# EXTRAIT CITÉ:
──────

On retrouve classiquement des substances à brûler sur l’autel d’apollon : œil de loup – gomme de storax, cinname, gomme de balsamine et tout ce qu’il y a le plus précieux parmi les parfums.

Une libation faite de vin, de miel, de lait et de l’eau de pluie, ainsi que la préparation de sept gâteaux plats et de sept gâteaux ronds.

La recette attribue à la lampe un rôle important dans la construction d’un temps et d’un espace rituels bien délimités. C‘est la lampe qui doit être déposée sur la tête de loup et l’autel doit être bâti à proximité de la tête et de la lampe et, surtout, tout geste rituel doit se faire à proximité de la lampe.

Il est donc légitime de supposer que l’étendue de l’action est plus ou moins déterminée par l’envergure du rayonnement, car c’est là où doit résider le sens de la prescription : « tout exécuter à proximité de la lampe ».

Cette mise en condition est certainement liée à l’objectif de la recette qui est l’épiphanie et la révélation. Recevoir l’esprit divin ou un démon envoyé par une divinité et participer à son savoir équivaut à une illumination aussi réelle que métaphorique ou imaginée.

Par son allumage et son extinction, un geste nécessaire pour la libération de la divinité, la lampe fonctionne, entre autres, comme un interrupteur qui peut déclencher et arrêter l’action rituelle, ouvrir et clore le temps rituel.

La puissance qui préside à cette opération n’est autre qu’Apollon, dieu oraculaire par excellence déjà imprégné d’une couleur solaire par la tradition littéraire et philosophique.

──────

(Éléments stockés du jeu de données)
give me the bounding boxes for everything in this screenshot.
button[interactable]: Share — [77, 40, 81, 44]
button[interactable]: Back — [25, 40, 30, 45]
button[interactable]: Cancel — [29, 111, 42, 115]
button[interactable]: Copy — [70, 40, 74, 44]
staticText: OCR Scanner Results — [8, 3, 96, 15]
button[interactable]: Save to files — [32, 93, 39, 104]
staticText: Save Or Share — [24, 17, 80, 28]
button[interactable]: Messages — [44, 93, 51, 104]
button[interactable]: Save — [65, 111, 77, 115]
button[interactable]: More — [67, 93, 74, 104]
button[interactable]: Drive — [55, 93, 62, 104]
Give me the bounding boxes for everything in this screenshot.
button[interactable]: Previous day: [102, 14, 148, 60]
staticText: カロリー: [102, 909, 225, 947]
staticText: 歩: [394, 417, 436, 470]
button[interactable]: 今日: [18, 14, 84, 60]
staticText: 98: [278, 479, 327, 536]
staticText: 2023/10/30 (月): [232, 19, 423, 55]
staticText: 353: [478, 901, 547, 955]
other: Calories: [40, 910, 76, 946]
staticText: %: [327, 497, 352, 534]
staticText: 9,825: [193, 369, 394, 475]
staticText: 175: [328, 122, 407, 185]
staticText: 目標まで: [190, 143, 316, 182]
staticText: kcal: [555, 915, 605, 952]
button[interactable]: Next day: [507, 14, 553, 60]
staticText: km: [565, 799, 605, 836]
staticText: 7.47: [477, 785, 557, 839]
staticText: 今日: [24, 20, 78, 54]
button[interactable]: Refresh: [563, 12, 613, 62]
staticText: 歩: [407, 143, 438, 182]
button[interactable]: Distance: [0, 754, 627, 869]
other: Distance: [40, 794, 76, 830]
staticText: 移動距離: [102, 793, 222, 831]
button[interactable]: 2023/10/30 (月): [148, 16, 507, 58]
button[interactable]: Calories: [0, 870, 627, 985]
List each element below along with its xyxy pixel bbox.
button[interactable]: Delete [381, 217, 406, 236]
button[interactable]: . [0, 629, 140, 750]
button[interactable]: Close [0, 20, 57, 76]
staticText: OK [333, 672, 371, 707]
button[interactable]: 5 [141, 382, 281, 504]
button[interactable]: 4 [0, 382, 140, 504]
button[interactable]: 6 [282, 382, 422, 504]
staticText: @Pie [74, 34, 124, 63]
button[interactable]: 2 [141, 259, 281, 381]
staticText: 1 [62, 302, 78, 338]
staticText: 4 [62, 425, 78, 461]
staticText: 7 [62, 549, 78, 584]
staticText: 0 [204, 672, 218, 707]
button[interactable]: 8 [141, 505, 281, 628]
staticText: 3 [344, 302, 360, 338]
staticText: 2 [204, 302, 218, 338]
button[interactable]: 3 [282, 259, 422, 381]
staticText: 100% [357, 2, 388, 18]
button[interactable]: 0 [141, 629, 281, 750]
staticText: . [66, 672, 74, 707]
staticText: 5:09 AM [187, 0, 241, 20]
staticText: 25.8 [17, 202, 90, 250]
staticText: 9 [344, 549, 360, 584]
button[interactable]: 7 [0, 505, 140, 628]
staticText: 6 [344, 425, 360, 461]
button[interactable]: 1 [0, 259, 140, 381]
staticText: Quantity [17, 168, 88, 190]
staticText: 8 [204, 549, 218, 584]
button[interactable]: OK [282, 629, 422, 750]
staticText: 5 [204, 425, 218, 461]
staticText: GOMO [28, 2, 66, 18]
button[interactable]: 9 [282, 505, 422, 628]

──────

# CONSIGNE A:
Réécrivez l'extrait sur la lampe rituelle en commençant aux mots « La recette attribue » et en vous arrêtant après « métaphorique ou imaginée. », et changez « lampe » en « lanterne » à chaque occurrence.
# CONSIGNE B:
Dans l'extrait sur la lampe rituelle, quelle puissance préside à l'opération ?
# CONSIGNE C:
Indiquez si chacune des affirmations suivantes concorde avec l'extrait sur la lampe rituelle, en répondant par oui ou par non et en citant les mots du texte qui tranchent : (i) la libation se compose de vin, de miel, de lait et d'eau de pluie ; (ii) la lampe doit être déposée sur l'autel ; (iii) la recette prévoit neuf gâteaux plats.

# RÉPONSE ATTENDUE A:
La recette attribue à la lanterne un rôle important dans la construction d’un temps et d’un espace rituels bien délimités. C‘est la lanterne qui doit être déposée sur la tête de loup et l’autel doit être bâti à proximité de la tête et de la lanterne et, surtout, tout geste rituel doit se faire à proximité de la lanterne.

Il est donc légitime de supposer que l’étendue de l’action est plus ou moins déterminée par l’envergure du rayonnement, car c’est là où doit résider le sens de la prescription : « tout exécuter à proximité de la lanterne ».

Cette mise en condition est certainement liée à l’objectif de la recette qui est l’épiphanie et la révélation. Recevoir l’esprit divin ou un démon envoyé par une divinité et participer à son savoir équivaut à une illumination aussi réelle que métaphorique ou imaginée.

# RÉPONSE ATTENDUE B:
Apollon, dieu oraculaire par excellence.

# RÉPONSE ATTENDUE C:
(i) Oui : « Une libation faite de vin, de miel, de lait et de l’eau de pluie ».
(ii) Non : « C‘est la lampe qui doit être déposée sur la tête de loup ».
(iii) Non : « la préparation de sept gâteaux plats ».